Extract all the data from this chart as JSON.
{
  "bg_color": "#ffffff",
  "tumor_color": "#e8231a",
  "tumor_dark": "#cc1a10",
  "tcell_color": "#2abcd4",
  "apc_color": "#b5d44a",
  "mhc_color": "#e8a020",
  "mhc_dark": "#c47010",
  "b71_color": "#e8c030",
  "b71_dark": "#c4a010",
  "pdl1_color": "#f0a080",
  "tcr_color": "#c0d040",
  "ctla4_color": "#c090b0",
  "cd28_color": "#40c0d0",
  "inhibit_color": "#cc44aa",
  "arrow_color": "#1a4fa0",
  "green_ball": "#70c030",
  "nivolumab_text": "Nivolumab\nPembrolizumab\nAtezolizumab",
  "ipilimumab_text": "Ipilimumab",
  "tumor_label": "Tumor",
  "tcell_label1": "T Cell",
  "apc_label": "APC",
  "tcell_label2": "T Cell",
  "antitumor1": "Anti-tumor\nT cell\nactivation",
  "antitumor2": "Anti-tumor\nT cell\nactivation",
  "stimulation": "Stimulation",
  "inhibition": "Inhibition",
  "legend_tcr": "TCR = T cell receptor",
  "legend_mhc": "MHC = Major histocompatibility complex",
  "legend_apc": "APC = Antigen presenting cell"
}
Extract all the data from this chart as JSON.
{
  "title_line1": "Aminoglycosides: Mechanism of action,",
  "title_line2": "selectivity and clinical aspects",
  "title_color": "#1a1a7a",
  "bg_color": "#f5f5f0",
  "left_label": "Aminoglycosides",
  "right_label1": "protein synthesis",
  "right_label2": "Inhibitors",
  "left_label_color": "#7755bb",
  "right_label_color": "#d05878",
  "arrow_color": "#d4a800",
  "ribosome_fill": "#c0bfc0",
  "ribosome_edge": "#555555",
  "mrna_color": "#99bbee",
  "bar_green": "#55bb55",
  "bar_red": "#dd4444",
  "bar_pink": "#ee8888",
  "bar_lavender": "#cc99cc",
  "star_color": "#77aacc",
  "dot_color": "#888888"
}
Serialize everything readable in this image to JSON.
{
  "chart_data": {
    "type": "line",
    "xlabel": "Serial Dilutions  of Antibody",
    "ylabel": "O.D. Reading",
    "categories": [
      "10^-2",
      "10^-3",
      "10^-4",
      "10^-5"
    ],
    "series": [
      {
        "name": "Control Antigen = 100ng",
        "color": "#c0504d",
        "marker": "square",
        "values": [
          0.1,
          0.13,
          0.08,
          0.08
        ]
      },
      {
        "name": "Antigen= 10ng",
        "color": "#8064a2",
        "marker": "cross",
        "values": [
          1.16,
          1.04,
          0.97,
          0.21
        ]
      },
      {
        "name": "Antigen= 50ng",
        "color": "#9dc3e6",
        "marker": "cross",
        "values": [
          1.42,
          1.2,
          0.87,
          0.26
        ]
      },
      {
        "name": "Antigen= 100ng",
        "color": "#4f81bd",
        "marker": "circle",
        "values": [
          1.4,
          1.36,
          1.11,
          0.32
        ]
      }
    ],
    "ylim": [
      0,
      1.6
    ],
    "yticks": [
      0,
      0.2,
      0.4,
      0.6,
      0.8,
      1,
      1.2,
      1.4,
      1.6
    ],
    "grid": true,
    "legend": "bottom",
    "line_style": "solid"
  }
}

INSTRUCTIONS TO FOLLOW: The answer is all of the material, repeated exactly.

ANSWER SPACE:
Extract all the data from this chart as JSON.
{
  "bg_color": "#ffffff",
  "tumor_color": "#e8231a",
  "tumor_dark": "#cc1a10",
  "tcell_color": "#2abcd4",
  "apc_color": "#b5d44a",
  "mhc_color": "#e8a020",
  "mhc_dark": "#c47010",
  "b71_color": "#e8c030",
  "b71_dark": "#c4a010",
  "pdl1_color": "#f0a080",
  "tcr_color": "#c0d040",
  "ctla4_color": "#c090b0",
  "cd28_color": "#40c0d0",
  "inhibit_color": "#cc44aa",
  "arrow_color": "#1a4fa0",
  "green_ball": "#70c030",
  "nivolumab_text": "Nivolumab\nPembrolizumab\nAtezolizumab",
  "ipilimumab_text": "Ipilimumab",
  "tumor_label": "Tumor",
  "tcell_label1": "T Cell",
  "apc_label": "APC",
  "tcell_label2": "T Cell",
  "antitumor1": "Anti-tumor\nT cell\nactivation",
  "antitumor2": "Anti-tumor\nT cell\nactivation",
  "stimulation": "Stimulation",
  "inhibition": "Inhibition",
  "legend_tcr": "TCR = T cell receptor",
  "legend_mhc": "MHC = Major histocompatibility complex",
  "legend_apc": "APC = Antigen presenting cell"
}
Extract all the data from this chart as JSON.
{
  "title_line1": "Aminoglycosides: Mechanism of action,",
  "title_line2": "selectivity and clinical aspects",
  "title_color": "#1a1a7a",
  "bg_color": "#f5f5f0",
  "left_label": "Aminoglycosides",
  "right_label1": "protein synthesis",
  "right_label2": "Inhibitors",
  "left_label_color": "#7755bb",
  "right_label_color": "#d05878",
  "arrow_color": "#d4a800",
  "ribosome_fill": "#c0bfc0",
  "ribosome_edge": "#555555",
  "mrna_color": "#99bbee",
  "bar_green": "#55bb55",
  "bar_red": "#dd4444",
  "bar_pink": "#ee8888",
  "bar_lavender": "#cc99cc",
  "star_color": "#77aacc",
  "dot_color": "#888888"
}
Serialize everything readable in this image to JSON.
{
  "chart_data": {
    "type": "line",
    "xlabel": "Serial Dilutions  of Antibody",
    "ylabel": "O.D. Reading",
    "categories": [
      "10^-2",
      "10^-3",
      "10^-4",
      "10^-5"
    ],
    "series": [
      {
        "name": "Control Antigen = 100ng",
        "color": "#c0504d",
        "marker": "square",
        "values": [
          0.1,
          0.13,
          0.08,
          0.08
        ]
      },
      {
        "name": "Antigen= 10ng",
        "color": "#8064a2",
        "marker": "cross",
        "values": [
          1.16,
          1.04,
          0.97,
          0.21
        ]
      },
      {
        "name": "Antigen= 50ng",
        "color": "#9dc3e6",
        "marker": "cross",
        "values": [
          1.42,
          1.2,
          0.87,
          0.26
        ]
      },
      {
        "name": "Antigen= 100ng",
        "color": "#4f81bd",
        "marker": "circle",
        "values": [
          1.4,
          1.36,
          1.11,
          0.32
        ]
      }
    ],
    "ylim": [
      0,
      1.6
    ],
    "yticks": [
      0,
      0.2,
      0.4,
      0.6,
      0.8,
      1,
      1.2,
      1.4,
      1.6
    ],
    "grid": true,
    "legend": "bottom",
    "line_style": "solid"
  }
}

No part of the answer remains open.